* [WHAT THE TASK ASKS]: Transcribe the listing that follows in full, omitting pictures.

** START OF MATERIALS PROVIDED **

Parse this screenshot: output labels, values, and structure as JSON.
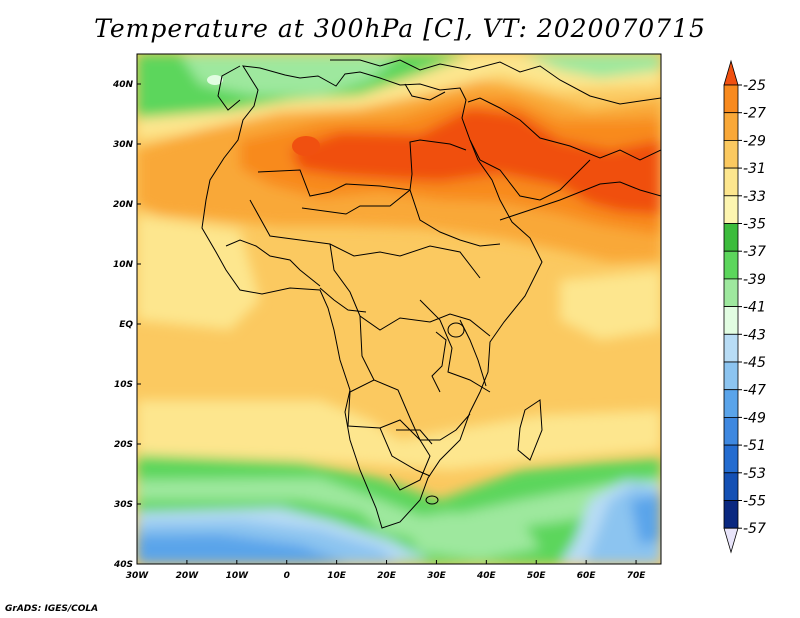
{
  "title": "Temperature at 300hPa [C], VT: 2020070715",
  "credit": "GrADS: IGES/COLA",
  "map": {
    "lon_range": [
      -30,
      75
    ],
    "lat_range": [
      -40,
      45
    ],
    "lon_ticks": [
      {
        "v": -30,
        "label": "30W"
      },
      {
        "v": -20,
        "label": "20W"
      },
      {
        "v": -10,
        "label": "10W"
      },
      {
        "v": 0,
        "label": "0"
      },
      {
        "v": 10,
        "label": "10E"
      },
      {
        "v": 20,
        "label": "20E"
      },
      {
        "v": 30,
        "label": "30E"
      },
      {
        "v": 40,
        "label": "40E"
      },
      {
        "v": 50,
        "label": "50E"
      },
      {
        "v": 60,
        "label": "60E"
      },
      {
        "v": 70,
        "label": "70E"
      }
    ],
    "lat_ticks": [
      {
        "v": 40,
        "label": "40N"
      },
      {
        "v": 30,
        "label": "30N"
      },
      {
        "v": 20,
        "label": "20N"
      },
      {
        "v": 10,
        "label": "10N"
      },
      {
        "v": 0,
        "label": "EQ"
      },
      {
        "v": -10,
        "label": "10S"
      },
      {
        "v": -20,
        "label": "20S"
      },
      {
        "v": -30,
        "label": "30S"
      },
      {
        "v": -40,
        "label": "40S"
      }
    ]
  },
  "colorbar": {
    "levels": [
      "-25",
      "-27",
      "-29",
      "-31",
      "-33",
      "-35",
      "-37",
      "-39",
      "-41",
      "-43",
      "-45",
      "-47",
      "-49",
      "-51",
      "-53",
      "-55",
      "-57"
    ],
    "colors": [
      "#f05010",
      "#f88a1e",
      "#f9a838",
      "#fbc960",
      "#fde68e",
      "#fdf5b0",
      "#3cbc3c",
      "#5cd65c",
      "#9ee89e",
      "#e2fde2",
      "#b8dcf5",
      "#8cc4f0",
      "#5aa4ea",
      "#3e88e0",
      "#246cd0",
      "#1450b4",
      "#0a2880",
      "#e8e4fa"
    ]
  }
}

** END OF MATERIALS PROVIDED **

* [SOLVED EXERCISE]:
Parse this screenshot: output labels, values, and structure as JSON.
{
  "title": "Temperature at 300hPa [C], VT: 2020070715",
  "credit": "GrADS: IGES/COLA",
  "map": {
    "lon_range": [
      -30,
      75
    ],
    "lat_range": [
      -40,
      45
    ],
    "lon_ticks": [
      {
        "v": -30,
        "label": "30W"
      },
      {
        "v": -20,
        "label": "20W"
      },
      {
        "v": -10,
        "label": "10W"
      },
      {
        "v": 0,
        "label": "0"
      },
      {
        "v": 10,
        "label": "10E"
      },
      {
        "v": 20,
        "label": "20E"
      },
      {
        "v": 30,
        "label": "30E"
      },
      {
        "v": 40,
        "label": "40E"
      },
      {
        "v": 50,
        "label": "50E"
      },
      {
        "v": 60,
        "label": "60E"
      },
      {
        "v": 70,
        "label": "70E"
      }
    ],
    "lat_ticks": [
      {
        "v": 40,
        "label": "40N"
      },
      {
        "v": 30,
        "label": "30N"
      },
      {
        "v": 20,
        "label": "20N"
      },
      {
        "v": 10,
        "label": "10N"
      },
      {
        "v": 0,
        "label": "EQ"
      },
      {
        "v": -10,
        "label": "10S"
      },
      {
        "v": -20,
        "label": "20S"
      },
      {
        "v": -30,
        "label": "30S"
      },
      {
        "v": -40,
        "label": "40S"
      }
    ]
  },
  "colorbar": {
    "levels": [
      "-25",
      "-27",
      "-29",
      "-31",
      "-33",
      "-35",
      "-37",
      "-39",
      "-41",
      "-43",
      "-45",
      "-47",
      "-49",
      "-51",
      "-53",
      "-55",
      "-57"
    ],
    "colors": [
      "#f05010",
      "#f88a1e",
      "#f9a838",
      "#fbc960",
      "#fde68e",
      "#fdf5b0",
      "#3cbc3c",
      "#5cd65c",
      "#9ee89e",
      "#e2fde2",
      "#b8dcf5",
      "#8cc4f0",
      "#5aa4ea",
      "#3e88e0",
      "#246cd0",
      "#1450b4",
      "#0a2880",
      "#e8e4fa"
    ]
  }
}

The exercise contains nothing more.